Return a copy of every line in the records that includes the word "Андріївна".

════════════════════

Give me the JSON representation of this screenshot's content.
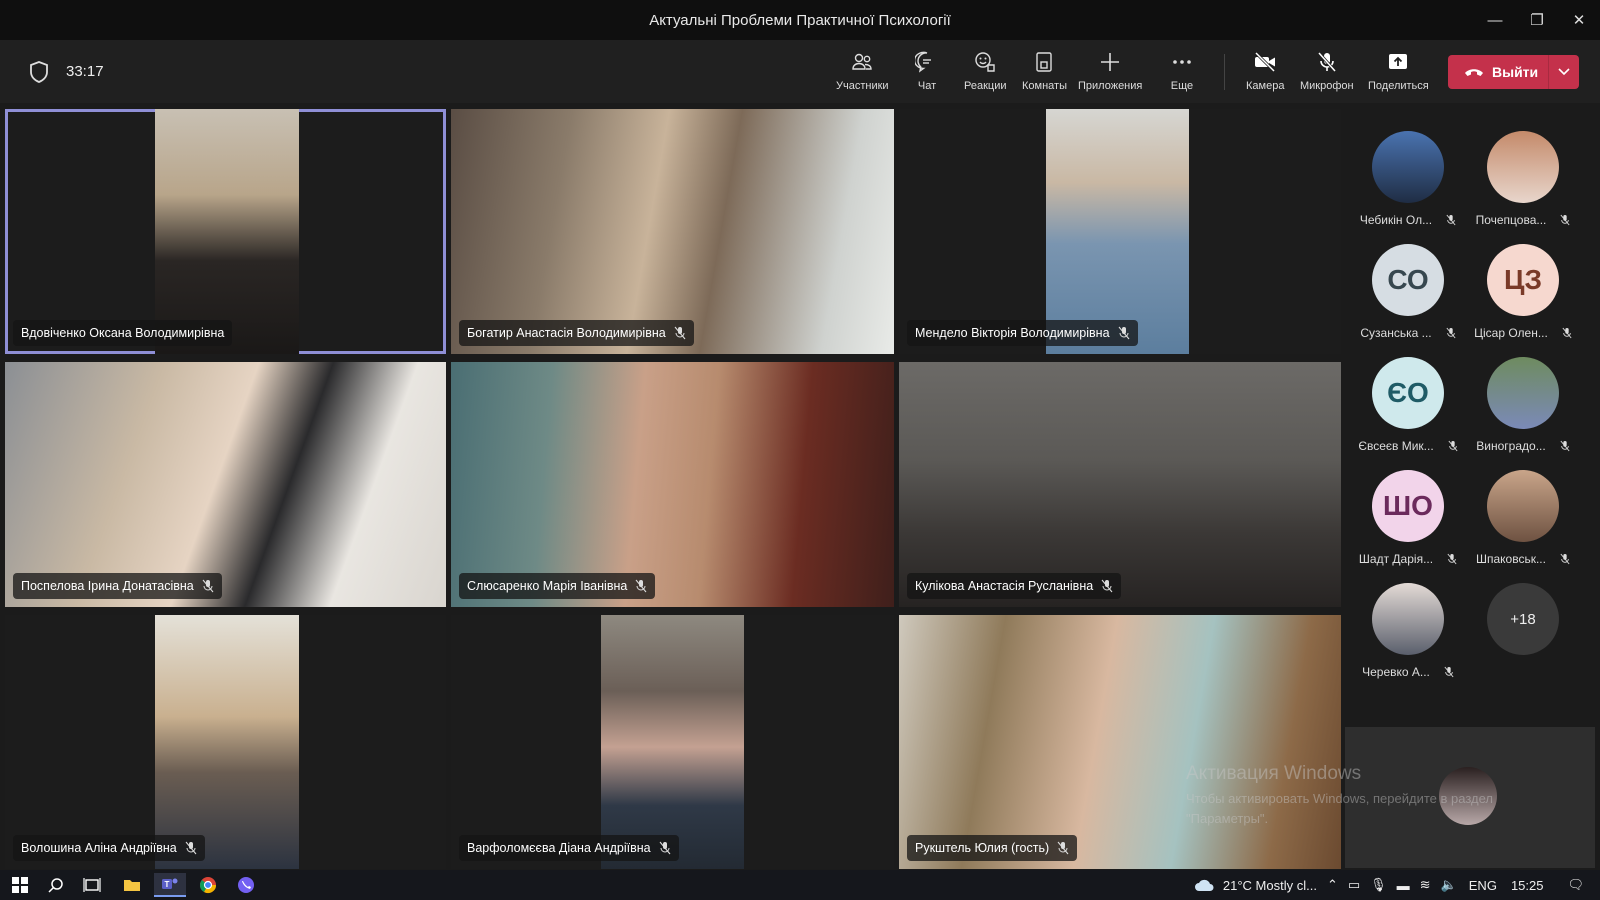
{
  "window": {
    "title": "Актуальні Проблеми Практичної Психології"
  },
  "meeting": {
    "timer": "33:17"
  },
  "toolbar": {
    "participants": "Участники",
    "chat": "Чат",
    "reactions": "Реакции",
    "rooms": "Комнаты",
    "apps": "Приложения",
    "more": "Еще",
    "camera": "Камера",
    "mic": "Микрофон",
    "share": "Поделиться",
    "leave": "Выйти"
  },
  "tiles": [
    {
      "name": "Вдовіченко Оксана Володимирівна",
      "muted": false,
      "active": true
    },
    {
      "name": "Богатир Анастасія Володимирівна",
      "muted": true,
      "active": false
    },
    {
      "name": "Мендело Вікторія Володимирівна",
      "muted": true,
      "active": false
    },
    {
      "name": "Поспелова Ірина Донатасівна",
      "muted": true,
      "active": false
    },
    {
      "name": "Слюсаренко Марія Іванівна",
      "muted": true,
      "active": false
    },
    {
      "name": "Кулікова Анастасія Русланівна",
      "muted": true,
      "active": false
    },
    {
      "name": "Волошина Аліна Андріївна",
      "muted": true,
      "active": false
    },
    {
      "name": "Варфоломєєва Діана Андріївна",
      "muted": true,
      "active": false
    },
    {
      "name": "Рукштель Юлия (гость)",
      "muted": true,
      "active": false
    }
  ],
  "roster": [
    {
      "name": "Чебикін Ол...",
      "initials": "",
      "color": "#3a5a8c"
    },
    {
      "name": "Почепцова...",
      "initials": "",
      "color": "#b98a7c"
    },
    {
      "name": "Сузанська ...",
      "initials": "СО",
      "color": "#d6dde3"
    },
    {
      "name": "Цісар Олен...",
      "initials": "ЦЗ",
      "color": "#f6d8cf"
    },
    {
      "name": "Євсеєв Мик...",
      "initials": "ЄО",
      "color": "#cfe9ec"
    },
    {
      "name": "Виноградо...",
      "initials": "",
      "color": "#4f7a56"
    },
    {
      "name": "Шадт Дарія...",
      "initials": "ШО",
      "color": "#f2d4ea"
    },
    {
      "name": "Шпаковськ...",
      "initials": "",
      "color": "#a98470"
    },
    {
      "name": "Черевко А...",
      "initials": "",
      "color": "#8c8f99"
    }
  ],
  "overflow": {
    "label": "+18"
  },
  "watermark": {
    "line1": "Активация Windows",
    "line2": "Чтобы активировать Windows, перейдите в раздел",
    "line3": "\"Параметры\"."
  },
  "taskbar": {
    "weather": "21°C  Mostly cl...",
    "lang": "ENG",
    "time": "15:25"
  }
}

════════════════════

_RIGHT ANSWER_
      "name": "Волошина Аліна Андріївна",
      "name": "Варфоломєєва Діана Андріївна",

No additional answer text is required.